### What the exercise asks
Count the lines in the records below that contain the word "letter", and give only that number.

Data entries:
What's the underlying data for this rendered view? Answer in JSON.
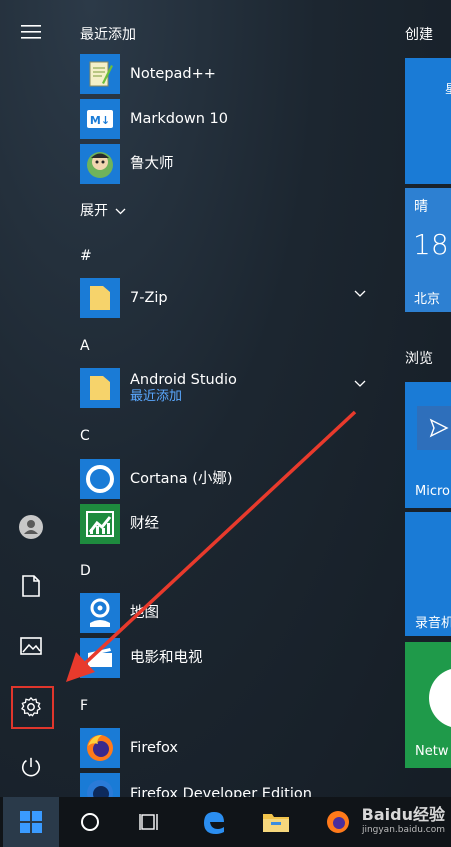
{
  "rail": {
    "icons": [
      "hamburger-menu-icon",
      "user-avatar-icon",
      "document-icon",
      "picture-icon",
      "gear-icon",
      "power-icon"
    ]
  },
  "list": {
    "recent_header": "最近添加",
    "recent": [
      {
        "label": "Notepad++",
        "icon": "notepadpp-icon"
      },
      {
        "label": "Markdown 10",
        "icon": "markdown-icon"
      },
      {
        "label": "鲁大师",
        "icon": "ludashi-icon"
      }
    ],
    "expand_label": "展开",
    "sections": [
      {
        "letter": "#",
        "items": [
          {
            "label": "7-Zip",
            "icon": "folder-icon",
            "sub": "",
            "expand": true
          }
        ]
      },
      {
        "letter": "A",
        "items": [
          {
            "label": "Android Studio",
            "icon": "folder-icon",
            "sub": "最近添加",
            "expand": true
          }
        ]
      },
      {
        "letter": "C",
        "items": [
          {
            "label": "Cortana (小娜)",
            "icon": "cortana-icon",
            "sub": ""
          },
          {
            "label": "财经",
            "icon": "finance-icon",
            "sub": ""
          }
        ]
      },
      {
        "letter": "D",
        "items": [
          {
            "label": "地图",
            "icon": "maps-icon",
            "sub": ""
          },
          {
            "label": "电影和电视",
            "icon": "movies-icon",
            "sub": ""
          }
        ]
      },
      {
        "letter": "F",
        "items": [
          {
            "label": "Firefox",
            "icon": "firefox-icon",
            "sub": ""
          },
          {
            "label": "Firefox Developer Edition",
            "icon": "firefox-dev-icon",
            "sub": ""
          }
        ]
      }
    ]
  },
  "tiles": {
    "create_header": "创建",
    "weather_condition": "晴",
    "weather_temp": "18°",
    "weather_city": "北京",
    "browse_header": "浏览",
    "tile_micro": "Micro",
    "tile_recorder": "录音机",
    "tile_network": "Netw"
  },
  "taskbar": {
    "icons": [
      "windows-start-icon",
      "cortana-circle-icon",
      "task-view-icon",
      "edge-icon",
      "file-explorer-icon",
      "firefox-icon"
    ]
  },
  "watermark": {
    "text": "Baidu经验",
    "sub": "jingyan.baidu.com"
  },
  "colors": {
    "accent": "#1a7bd6",
    "highlight": "#e0362c",
    "link": "#5aa8ff"
  }
}
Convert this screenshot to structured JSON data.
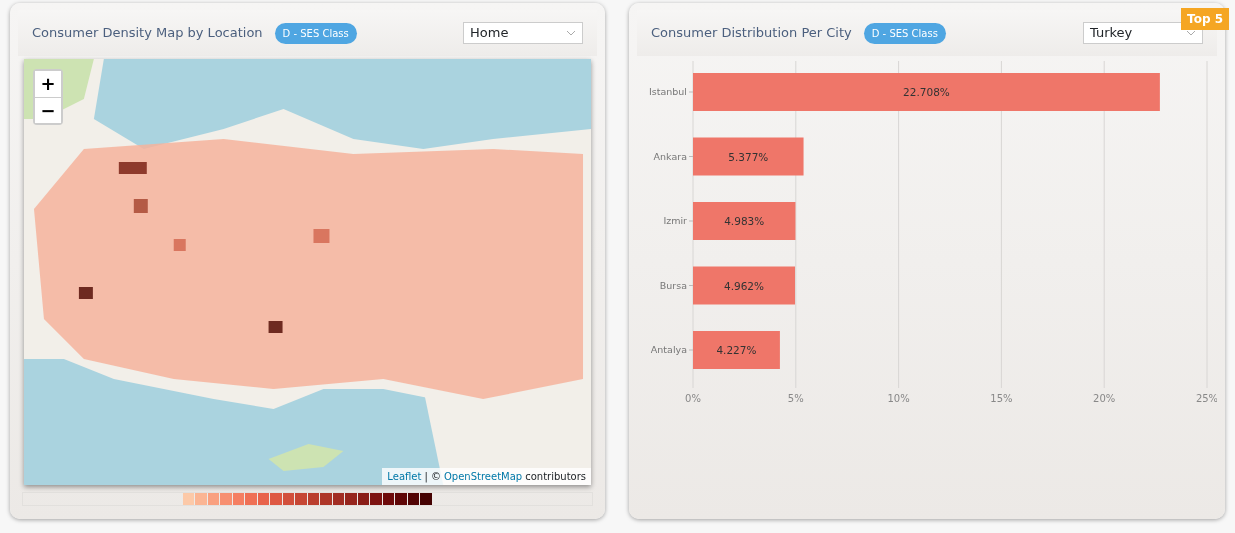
{
  "map_panel": {
    "title": "Consumer Density Map by Location",
    "badge": "D - SES Class",
    "dropdown": {
      "value": "Home"
    },
    "map": {
      "kind": "picture",
      "zoom_in": "+",
      "zoom_out": "−",
      "attribution": {
        "link": "Leaflet",
        "separator": "| ©",
        "source_link": "OpenStreetMap",
        "suffix": "contributors"
      }
    },
    "legend": [
      {
        "color": "#fcc9a8"
      },
      {
        "color": "#fbb593"
      },
      {
        "color": "#f9a07f"
      },
      {
        "color": "#f78f70"
      },
      {
        "color": "#f57f62"
      },
      {
        "color": "#ef7055"
      },
      {
        "color": "#e8634b"
      },
      {
        "color": "#de5842"
      },
      {
        "color": "#d24f3b"
      },
      {
        "color": "#c64634"
      },
      {
        "color": "#ba3e2e"
      },
      {
        "color": "#ae3628"
      },
      {
        "color": "#a22d23"
      },
      {
        "color": "#96251d"
      },
      {
        "color": "#8a1d17"
      },
      {
        "color": "#7d1311"
      },
      {
        "color": "#6e0a0a"
      },
      {
        "color": "#5f0606"
      },
      {
        "color": "#520404"
      },
      {
        "color": "#450202"
      }
    ]
  },
  "distribution_panel": {
    "title": "Consumer Distribution Per City",
    "badge": "D - SES Class",
    "dropdown": {
      "value": "Turkey"
    },
    "ribbon": "Top 5",
    "chart_data": {
      "type": "bar",
      "orientation": "horizontal",
      "categories": [
        "Istanbul",
        "Ankara",
        "Izmir",
        "Bursa",
        "Antalya"
      ],
      "grid": true,
      "series": [
        {
          "color": "#ef7669",
          "values": [
            22.708,
            5.377,
            4.983,
            4.962,
            4.227
          ]
        }
      ],
      "value_labels": [
        "22.708%",
        "5.377%",
        "4.983%",
        "4.962%",
        "4.227%"
      ],
      "xlim": [
        0,
        25
      ],
      "xticks": [
        {
          "value": 0,
          "label": "0%"
        },
        {
          "value": 5,
          "label": "5%"
        },
        {
          "value": 10,
          "label": "10%"
        },
        {
          "value": 15,
          "label": "15%"
        },
        {
          "value": 20,
          "label": "20%"
        },
        {
          "value": 25,
          "label": "25%"
        }
      ]
    }
  }
}
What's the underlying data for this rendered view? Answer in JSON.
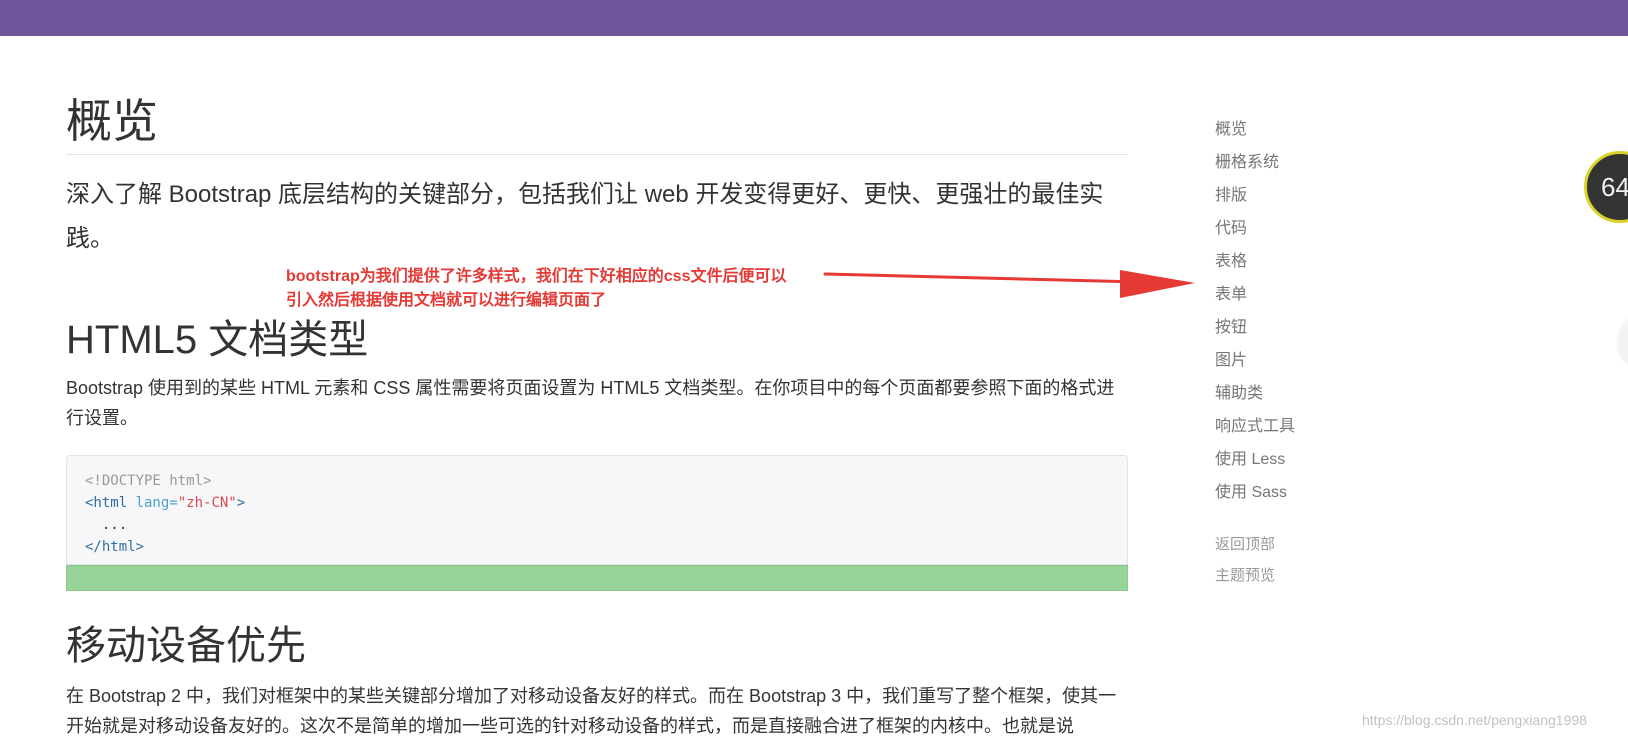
{
  "header": {
    "color": "#6f5499"
  },
  "main": {
    "title": "概览",
    "lead": "深入了解 Bootstrap 底层结构的关键部分，包括我们让 web 开发变得更好、更快、更强壮的最佳实践。",
    "html5": {
      "title": "HTML5 文档类型",
      "desc": "Bootstrap 使用到的某些 HTML 元素和 CSS 属性需要将页面设置为 HTML5 文档类型。在你项目中的每个页面都要参照下面的格式进行设置。",
      "code": {
        "line1": "<!DOCTYPE html>",
        "line2_tag_open": "<html ",
        "line2_attr": "lang=",
        "line2_value": "\"zh-CN\"",
        "line2_tag_close": ">",
        "line3": "  ...",
        "line4": "</html>"
      }
    },
    "mobile": {
      "title": "移动设备优先",
      "desc": "在 Bootstrap 2 中，我们对框架中的某些关键部分增加了对移动设备友好的样式。而在 Bootstrap 3 中，我们重写了整个框架，使其一开始就是对移动设备友好的。这次不是简单的增加一些可选的针对移动设备的样式，而是直接融合进了框架的内核中。也就是说"
    }
  },
  "annotation": {
    "line1": "bootstrap为我们提供了许多样式，我们在下好相应的css文件后便可以",
    "line2": "引入然后根据使用文档就可以进行编辑页面了",
    "color": "#e53935"
  },
  "sidebar": {
    "items": [
      {
        "label": "概览"
      },
      {
        "label": "栅格系统"
      },
      {
        "label": "排版"
      },
      {
        "label": "代码"
      },
      {
        "label": "表格"
      },
      {
        "label": "表单"
      },
      {
        "label": "按钮"
      },
      {
        "label": "图片"
      },
      {
        "label": "辅助类"
      },
      {
        "label": "响应式工具"
      },
      {
        "label": "使用 Less"
      },
      {
        "label": "使用 Sass"
      }
    ],
    "secondary": [
      {
        "label": "返回顶部"
      },
      {
        "label": "主题预览"
      }
    ]
  },
  "floating_badge": {
    "text": "64"
  },
  "watermark": {
    "text": "https://blog.csdn.net/pengxiang1998"
  }
}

### The output
5